Les données

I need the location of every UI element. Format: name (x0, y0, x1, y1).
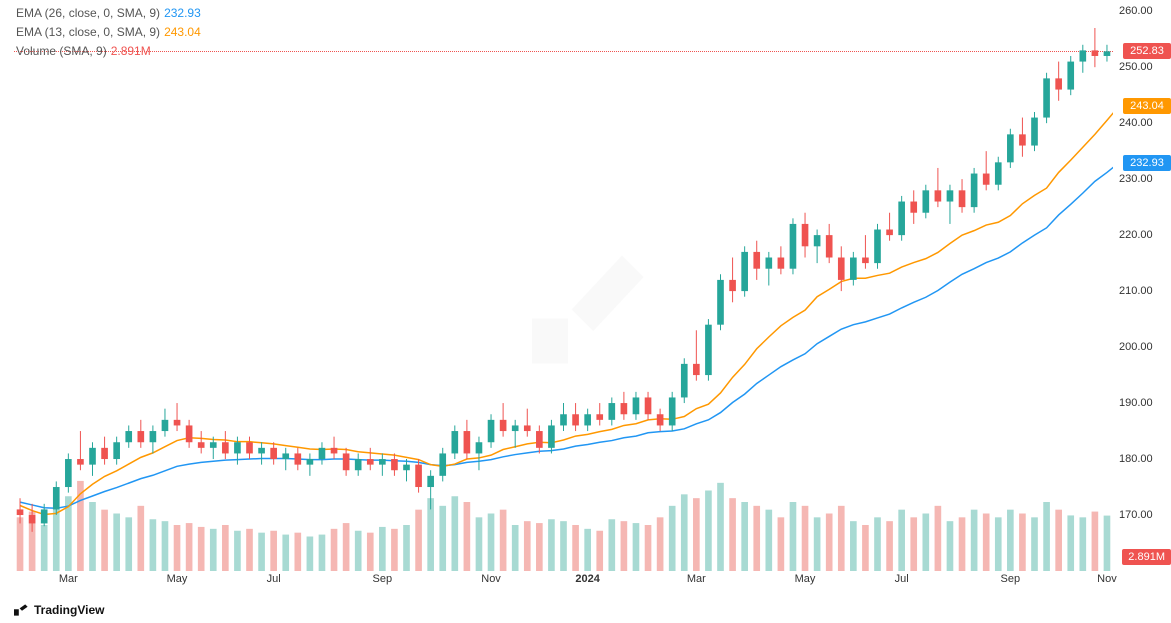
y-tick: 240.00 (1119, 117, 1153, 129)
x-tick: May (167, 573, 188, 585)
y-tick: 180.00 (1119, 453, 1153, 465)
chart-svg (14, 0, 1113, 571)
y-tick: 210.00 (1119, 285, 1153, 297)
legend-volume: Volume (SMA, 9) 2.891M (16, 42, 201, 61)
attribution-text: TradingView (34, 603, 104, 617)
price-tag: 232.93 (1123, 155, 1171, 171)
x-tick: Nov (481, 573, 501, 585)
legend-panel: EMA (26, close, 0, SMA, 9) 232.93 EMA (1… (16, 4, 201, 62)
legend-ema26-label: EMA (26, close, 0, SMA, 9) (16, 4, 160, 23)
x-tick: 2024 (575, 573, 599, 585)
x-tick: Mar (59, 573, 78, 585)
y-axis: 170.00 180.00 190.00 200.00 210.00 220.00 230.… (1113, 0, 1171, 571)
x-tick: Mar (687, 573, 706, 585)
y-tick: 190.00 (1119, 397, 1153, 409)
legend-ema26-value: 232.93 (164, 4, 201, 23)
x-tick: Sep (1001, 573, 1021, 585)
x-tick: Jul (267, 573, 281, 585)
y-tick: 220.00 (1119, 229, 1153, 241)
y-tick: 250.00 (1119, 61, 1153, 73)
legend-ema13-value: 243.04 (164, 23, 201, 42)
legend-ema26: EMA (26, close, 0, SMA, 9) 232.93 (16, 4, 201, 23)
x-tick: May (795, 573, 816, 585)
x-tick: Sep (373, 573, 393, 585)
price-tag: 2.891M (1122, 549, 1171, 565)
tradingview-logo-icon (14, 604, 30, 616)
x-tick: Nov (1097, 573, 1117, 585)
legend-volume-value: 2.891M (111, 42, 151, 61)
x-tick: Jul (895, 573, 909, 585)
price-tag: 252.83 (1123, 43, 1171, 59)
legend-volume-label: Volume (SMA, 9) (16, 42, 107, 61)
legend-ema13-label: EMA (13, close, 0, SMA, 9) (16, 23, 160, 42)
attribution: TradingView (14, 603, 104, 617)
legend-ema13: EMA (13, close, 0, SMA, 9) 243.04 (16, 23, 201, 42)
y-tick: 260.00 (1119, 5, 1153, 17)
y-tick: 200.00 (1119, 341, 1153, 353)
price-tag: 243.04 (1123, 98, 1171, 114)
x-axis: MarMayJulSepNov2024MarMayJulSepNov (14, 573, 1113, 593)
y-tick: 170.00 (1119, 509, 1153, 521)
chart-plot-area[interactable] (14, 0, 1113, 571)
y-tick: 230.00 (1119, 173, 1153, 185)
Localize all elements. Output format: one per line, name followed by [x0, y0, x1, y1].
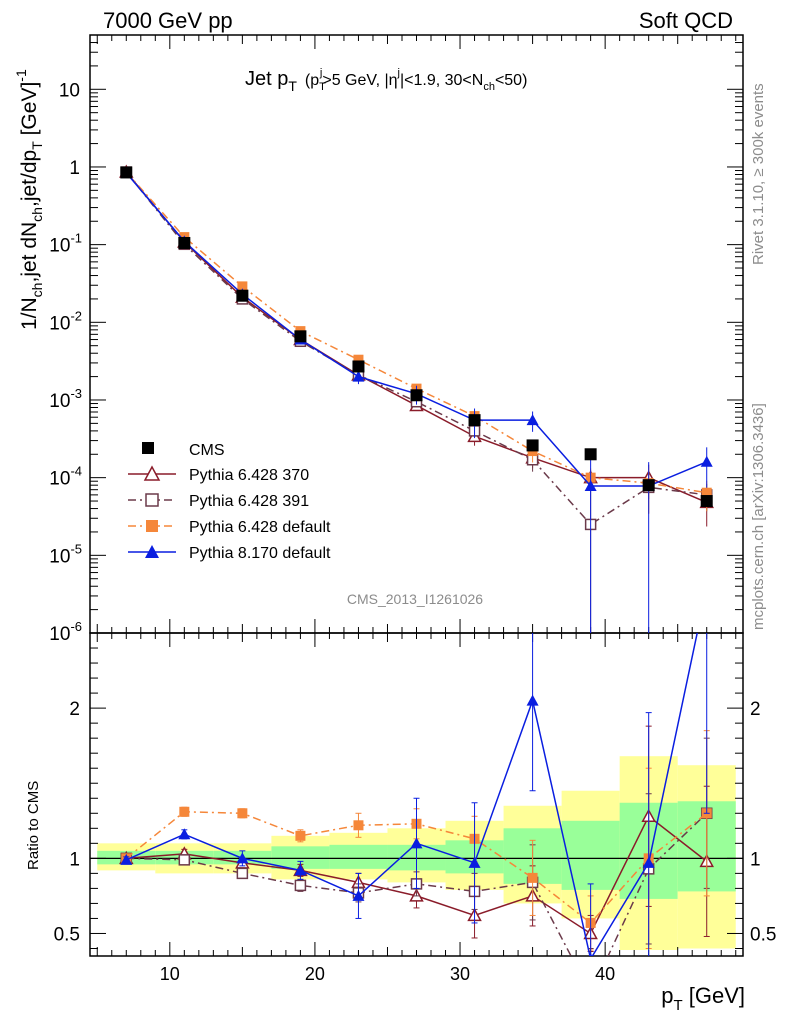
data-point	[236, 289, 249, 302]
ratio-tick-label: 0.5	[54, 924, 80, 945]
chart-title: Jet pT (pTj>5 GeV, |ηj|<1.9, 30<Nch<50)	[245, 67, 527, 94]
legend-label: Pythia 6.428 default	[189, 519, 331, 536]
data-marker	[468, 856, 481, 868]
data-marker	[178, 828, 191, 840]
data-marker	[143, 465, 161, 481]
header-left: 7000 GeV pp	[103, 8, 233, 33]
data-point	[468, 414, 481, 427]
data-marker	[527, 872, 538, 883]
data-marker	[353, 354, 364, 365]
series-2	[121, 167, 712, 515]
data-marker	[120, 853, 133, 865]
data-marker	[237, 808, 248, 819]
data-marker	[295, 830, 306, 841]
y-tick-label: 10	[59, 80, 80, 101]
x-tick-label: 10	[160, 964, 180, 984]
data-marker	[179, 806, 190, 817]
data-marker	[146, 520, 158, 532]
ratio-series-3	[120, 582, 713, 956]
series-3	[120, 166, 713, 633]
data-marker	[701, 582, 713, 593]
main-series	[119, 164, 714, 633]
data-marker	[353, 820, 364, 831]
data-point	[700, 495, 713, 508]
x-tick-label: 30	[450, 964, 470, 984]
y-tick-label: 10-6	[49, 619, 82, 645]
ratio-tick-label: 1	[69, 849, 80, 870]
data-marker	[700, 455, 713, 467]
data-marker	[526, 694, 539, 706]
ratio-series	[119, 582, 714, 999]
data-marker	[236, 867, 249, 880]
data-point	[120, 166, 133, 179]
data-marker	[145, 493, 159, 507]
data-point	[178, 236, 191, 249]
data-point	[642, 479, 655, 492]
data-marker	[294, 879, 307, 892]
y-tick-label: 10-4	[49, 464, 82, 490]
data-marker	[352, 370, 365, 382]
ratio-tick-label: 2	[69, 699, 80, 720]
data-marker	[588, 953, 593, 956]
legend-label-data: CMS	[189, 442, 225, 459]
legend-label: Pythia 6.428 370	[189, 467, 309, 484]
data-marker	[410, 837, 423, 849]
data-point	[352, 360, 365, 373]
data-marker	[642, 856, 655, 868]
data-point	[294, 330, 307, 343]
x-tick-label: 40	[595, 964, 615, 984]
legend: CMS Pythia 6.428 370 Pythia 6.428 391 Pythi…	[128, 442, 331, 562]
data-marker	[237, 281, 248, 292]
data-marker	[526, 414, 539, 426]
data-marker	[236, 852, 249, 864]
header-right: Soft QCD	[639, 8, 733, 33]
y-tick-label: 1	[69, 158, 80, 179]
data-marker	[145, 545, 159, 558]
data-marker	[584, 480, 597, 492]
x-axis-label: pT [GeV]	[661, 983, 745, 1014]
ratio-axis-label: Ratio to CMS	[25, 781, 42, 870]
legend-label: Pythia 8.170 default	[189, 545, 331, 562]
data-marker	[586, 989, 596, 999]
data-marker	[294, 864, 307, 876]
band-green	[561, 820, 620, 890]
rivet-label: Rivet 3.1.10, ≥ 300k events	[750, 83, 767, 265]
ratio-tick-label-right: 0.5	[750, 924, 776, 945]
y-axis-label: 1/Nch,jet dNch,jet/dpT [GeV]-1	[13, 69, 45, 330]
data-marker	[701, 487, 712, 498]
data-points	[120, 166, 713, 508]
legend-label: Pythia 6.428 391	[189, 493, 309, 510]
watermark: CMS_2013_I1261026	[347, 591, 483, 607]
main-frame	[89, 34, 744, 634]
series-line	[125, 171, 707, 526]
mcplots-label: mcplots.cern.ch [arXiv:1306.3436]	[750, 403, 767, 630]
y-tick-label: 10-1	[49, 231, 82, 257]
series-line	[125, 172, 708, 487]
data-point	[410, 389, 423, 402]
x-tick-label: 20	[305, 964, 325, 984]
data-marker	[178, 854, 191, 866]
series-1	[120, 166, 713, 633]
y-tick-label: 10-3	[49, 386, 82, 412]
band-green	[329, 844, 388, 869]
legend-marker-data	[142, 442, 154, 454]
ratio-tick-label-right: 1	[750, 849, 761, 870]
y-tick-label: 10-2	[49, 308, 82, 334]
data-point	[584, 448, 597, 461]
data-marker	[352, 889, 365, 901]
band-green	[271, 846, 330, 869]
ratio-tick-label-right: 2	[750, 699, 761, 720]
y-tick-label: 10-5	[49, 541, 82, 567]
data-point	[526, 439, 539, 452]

Objectif de la tâche
Retranscrivez à l'identique toutes les lignes des données ci-dessus, sans y inclure les images.

Réponse attendue
I need the location of every UI element. Format: name (x0, y0, x1, y1).
y-tick: 240.00 (1119, 117, 1153, 129)
x-tick: May (167, 573, 188, 585)
y-tick: 180.00 (1119, 453, 1153, 465)
chart-svg (14, 0, 1113, 571)
y-tick: 210.00 (1119, 285, 1153, 297)
legend-volume: Volume (SMA, 9) 2.891M (16, 42, 201, 61)
attribution-text: TradingView (34, 603, 104, 617)
price-tag: 232.93 (1123, 155, 1171, 171)
x-tick: Nov (481, 573, 501, 585)
legend-panel: EMA (26, close, 0, SMA, 9) 232.93 EMA (1… (16, 4, 201, 62)
legend-ema26-label: EMA (26, close, 0, SMA, 9) (16, 4, 160, 23)
x-tick: 2024 (575, 573, 599, 585)
x-tick: Mar (59, 573, 78, 585)
y-axis: 170.00 180.00 190.00 200.00 210.00 220.00 230.… (1113, 0, 1171, 571)
x-tick: Mar (687, 573, 706, 585)
y-tick: 190.00 (1119, 397, 1153, 409)
legend-ema26-value: 232.93 (164, 4, 201, 23)
x-tick: Sep (1001, 573, 1021, 585)
x-tick: Jul (267, 573, 281, 585)
y-tick: 220.00 (1119, 229, 1153, 241)
y-tick: 250.00 (1119, 61, 1153, 73)
legend-ema13-value: 243.04 (164, 23, 201, 42)
legend-ema26: EMA (26, close, 0, SMA, 9) 232.93 (16, 4, 201, 23)
x-tick: May (795, 573, 816, 585)
x-tick: Sep (373, 573, 393, 585)
price-tag: 2.891M (1122, 549, 1171, 565)
tradingview-logo-icon (14, 604, 30, 616)
x-tick: Nov (1097, 573, 1117, 585)
legend-volume-value: 2.891M (111, 42, 151, 61)
x-tick: Jul (895, 573, 909, 585)
price-tag: 252.83 (1123, 43, 1171, 59)
legend-volume-label: Volume (SMA, 9) (16, 42, 107, 61)
legend-ema13-label: EMA (13, close, 0, SMA, 9) (16, 23, 160, 42)
attribution: TradingView (14, 603, 104, 617)
legend-ema13: EMA (13, close, 0, SMA, 9) 243.04 (16, 23, 201, 42)
y-tick: 260.00 (1119, 5, 1153, 17)
y-tick: 200.00 (1119, 341, 1153, 353)
price-tag: 243.04 (1123, 98, 1171, 114)
x-axis: MarMayJulSepNov2024MarMayJulSepNov (14, 573, 1113, 593)
y-tick: 170.00 (1119, 509, 1153, 521)
chart-plot-area[interactable] (14, 0, 1113, 571)
y-tick: 230.00 (1119, 173, 1153, 185)
Localize all elements. Output format: one per line, name followed by [x0, y0, x1, y1].
data-point	[236, 289, 249, 302]
ratio-tick-label: 0.5	[54, 924, 80, 945]
chart-title: Jet pT (pTj>5 GeV, |ηj|<1.9, 30<Nch<50)	[245, 67, 527, 94]
legend-label: Pythia 6.428 default	[189, 519, 331, 536]
data-marker	[468, 856, 481, 868]
data-marker	[178, 828, 191, 840]
data-marker	[143, 465, 161, 481]
header-left: 7000 GeV pp	[103, 8, 233, 33]
data-point	[468, 414, 481, 427]
data-marker	[527, 872, 538, 883]
data-marker	[353, 354, 364, 365]
series-2	[121, 167, 712, 515]
data-marker	[120, 853, 133, 865]
data-marker	[237, 808, 248, 819]
data-marker	[295, 830, 306, 841]
y-tick-label: 10	[59, 80, 80, 101]
x-tick-label: 10	[160, 964, 180, 984]
data-marker	[179, 806, 190, 817]
data-marker	[146, 520, 158, 532]
ratio-series-3	[120, 582, 713, 956]
series-3	[120, 166, 713, 633]
data-marker	[701, 582, 713, 593]
main-series	[119, 164, 714, 633]
data-marker	[353, 820, 364, 831]
data-point	[700, 495, 713, 508]
x-tick-label: 30	[450, 964, 470, 984]
y-tick-label: 10-6	[49, 619, 82, 645]
ratio-tick-label: 1	[69, 849, 80, 870]
data-marker	[700, 455, 713, 467]
data-marker	[526, 694, 539, 706]
ratio-series	[119, 582, 714, 999]
data-marker	[236, 867, 249, 880]
data-point	[120, 166, 133, 179]
data-marker	[145, 493, 159, 507]
data-point	[178, 236, 191, 249]
data-point	[642, 479, 655, 492]
data-marker	[294, 879, 307, 892]
y-tick-label: 10-4	[49, 464, 82, 490]
data-marker	[352, 370, 365, 382]
ratio-tick-label: 2	[69, 699, 80, 720]
data-marker	[588, 953, 593, 956]
legend-label-data: CMS	[189, 442, 225, 459]
legend-label: Pythia 6.428 370	[189, 467, 309, 484]
data-marker	[410, 837, 423, 849]
data-point	[352, 360, 365, 373]
data-marker	[642, 856, 655, 868]
data-point	[294, 330, 307, 343]
x-tick-label: 40	[595, 964, 615, 984]
legend: CMS Pythia 6.428 370 Pythia 6.428 391 Pythi…	[128, 442, 331, 562]
data-marker	[237, 281, 248, 292]
data-marker	[526, 414, 539, 426]
data-marker	[236, 852, 249, 864]
header-right: Soft QCD	[639, 8, 733, 33]
y-tick-label: 1	[69, 158, 80, 179]
data-marker	[145, 545, 159, 558]
data-marker	[584, 480, 597, 492]
x-axis-label: pT [GeV]	[661, 983, 745, 1014]
ratio-axis-label: Ratio to CMS	[25, 781, 42, 870]
legend-label: Pythia 8.170 default	[189, 545, 331, 562]
data-marker	[586, 989, 596, 999]
data-marker	[294, 864, 307, 876]
band-green	[561, 820, 620, 890]
rivet-label: Rivet 3.1.10, ≥ 300k events	[750, 83, 767, 265]
ratio-tick-label-right: 0.5	[750, 924, 776, 945]
y-axis-label: 1/Nch,jet dNch,jet/dpT [GeV]-1	[13, 69, 45, 330]
data-marker	[701, 487, 712, 498]
data-points	[120, 166, 713, 508]
legend-label: Pythia 6.428 391	[189, 493, 309, 510]
watermark: CMS_2013_I1261026	[347, 591, 483, 607]
main-frame	[89, 34, 744, 634]
series-line	[125, 171, 707, 526]
mcplots-label: mcplots.cern.ch [arXiv:1306.3436]	[750, 403, 767, 630]
y-tick-label: 10-1	[49, 231, 82, 257]
series-line	[125, 172, 708, 487]
data-point	[410, 389, 423, 402]
x-tick-label: 20	[305, 964, 325, 984]
data-marker	[178, 854, 191, 866]
series-1	[120, 166, 713, 633]
y-tick-label: 10-3	[49, 386, 82, 412]
band-green	[329, 844, 388, 869]
legend-marker-data	[142, 442, 154, 454]
ratio-tick-label-right: 1	[750, 849, 761, 870]
y-tick-label: 10-2	[49, 308, 82, 334]
data-point	[584, 448, 597, 461]
data-marker	[352, 889, 365, 901]
band-green	[271, 846, 330, 869]
ratio-tick-label-right: 2	[750, 699, 761, 720]
y-tick-label: 10-5	[49, 541, 82, 567]
data-point	[526, 439, 539, 452]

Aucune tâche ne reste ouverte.